Look for the string "клиента" and copy every line that has it.
____ ENTRIES SUPPLIED
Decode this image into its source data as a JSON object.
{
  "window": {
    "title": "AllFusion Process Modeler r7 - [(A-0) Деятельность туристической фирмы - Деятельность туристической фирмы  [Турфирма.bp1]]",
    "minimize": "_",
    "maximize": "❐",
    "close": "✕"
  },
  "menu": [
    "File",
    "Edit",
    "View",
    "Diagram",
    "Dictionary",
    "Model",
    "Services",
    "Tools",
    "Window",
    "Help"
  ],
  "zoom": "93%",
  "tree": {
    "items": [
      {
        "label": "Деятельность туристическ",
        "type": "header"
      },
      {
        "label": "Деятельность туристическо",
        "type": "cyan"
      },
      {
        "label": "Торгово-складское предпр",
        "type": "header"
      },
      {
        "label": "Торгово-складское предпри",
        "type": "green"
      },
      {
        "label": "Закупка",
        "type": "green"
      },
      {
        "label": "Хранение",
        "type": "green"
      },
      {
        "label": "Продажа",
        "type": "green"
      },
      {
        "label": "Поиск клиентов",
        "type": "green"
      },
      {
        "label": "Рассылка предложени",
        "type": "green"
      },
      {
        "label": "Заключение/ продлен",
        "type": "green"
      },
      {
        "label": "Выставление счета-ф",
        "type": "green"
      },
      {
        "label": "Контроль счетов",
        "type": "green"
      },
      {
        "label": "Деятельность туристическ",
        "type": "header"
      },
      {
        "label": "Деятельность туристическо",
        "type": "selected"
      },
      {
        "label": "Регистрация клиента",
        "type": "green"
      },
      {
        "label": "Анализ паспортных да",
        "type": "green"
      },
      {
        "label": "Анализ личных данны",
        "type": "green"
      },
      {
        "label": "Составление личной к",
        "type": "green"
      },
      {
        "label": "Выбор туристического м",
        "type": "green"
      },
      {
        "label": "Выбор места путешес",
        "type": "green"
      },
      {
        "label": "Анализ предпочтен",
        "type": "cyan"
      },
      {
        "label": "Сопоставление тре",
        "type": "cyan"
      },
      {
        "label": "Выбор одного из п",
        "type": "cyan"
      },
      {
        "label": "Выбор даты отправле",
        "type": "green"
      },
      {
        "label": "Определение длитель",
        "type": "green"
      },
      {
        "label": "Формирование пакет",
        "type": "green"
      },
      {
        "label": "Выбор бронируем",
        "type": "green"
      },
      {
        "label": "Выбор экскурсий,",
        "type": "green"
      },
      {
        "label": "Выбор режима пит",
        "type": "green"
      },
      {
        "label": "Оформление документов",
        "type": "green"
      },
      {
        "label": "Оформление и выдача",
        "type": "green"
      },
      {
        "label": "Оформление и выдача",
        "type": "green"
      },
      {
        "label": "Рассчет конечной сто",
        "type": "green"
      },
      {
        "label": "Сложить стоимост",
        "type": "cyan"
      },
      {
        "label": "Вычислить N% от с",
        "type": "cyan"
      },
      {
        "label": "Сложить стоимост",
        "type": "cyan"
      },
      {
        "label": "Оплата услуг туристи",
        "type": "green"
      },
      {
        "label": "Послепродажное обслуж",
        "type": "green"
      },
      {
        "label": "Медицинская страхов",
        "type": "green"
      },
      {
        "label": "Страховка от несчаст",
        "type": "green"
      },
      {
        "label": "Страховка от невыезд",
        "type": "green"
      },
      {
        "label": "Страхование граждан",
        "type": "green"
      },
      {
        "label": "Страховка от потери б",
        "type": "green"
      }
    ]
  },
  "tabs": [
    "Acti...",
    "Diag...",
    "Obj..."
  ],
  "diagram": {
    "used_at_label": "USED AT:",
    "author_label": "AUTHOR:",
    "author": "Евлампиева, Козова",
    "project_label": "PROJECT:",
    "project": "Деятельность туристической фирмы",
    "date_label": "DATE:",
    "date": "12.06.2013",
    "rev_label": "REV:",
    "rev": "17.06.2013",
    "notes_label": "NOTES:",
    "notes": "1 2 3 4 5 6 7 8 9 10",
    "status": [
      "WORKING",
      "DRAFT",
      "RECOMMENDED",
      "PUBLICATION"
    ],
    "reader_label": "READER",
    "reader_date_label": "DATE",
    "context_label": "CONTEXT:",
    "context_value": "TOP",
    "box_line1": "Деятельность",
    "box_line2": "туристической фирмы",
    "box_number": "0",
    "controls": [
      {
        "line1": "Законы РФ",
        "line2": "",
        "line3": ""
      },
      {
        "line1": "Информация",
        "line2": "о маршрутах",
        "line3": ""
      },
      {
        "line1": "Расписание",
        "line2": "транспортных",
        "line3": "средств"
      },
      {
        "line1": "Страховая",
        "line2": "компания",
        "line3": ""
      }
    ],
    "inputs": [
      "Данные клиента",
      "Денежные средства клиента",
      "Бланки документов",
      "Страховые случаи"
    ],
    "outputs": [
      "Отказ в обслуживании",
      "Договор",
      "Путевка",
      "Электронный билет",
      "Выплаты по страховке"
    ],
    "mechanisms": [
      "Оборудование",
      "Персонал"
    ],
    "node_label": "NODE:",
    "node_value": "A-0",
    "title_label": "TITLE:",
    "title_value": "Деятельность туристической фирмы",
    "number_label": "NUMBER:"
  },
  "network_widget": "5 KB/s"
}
________
- **PROBLEM SOLUTION**:
        "label": "Регистрация клиента",
      "Данные клиента",
      "Денежные средства клиента",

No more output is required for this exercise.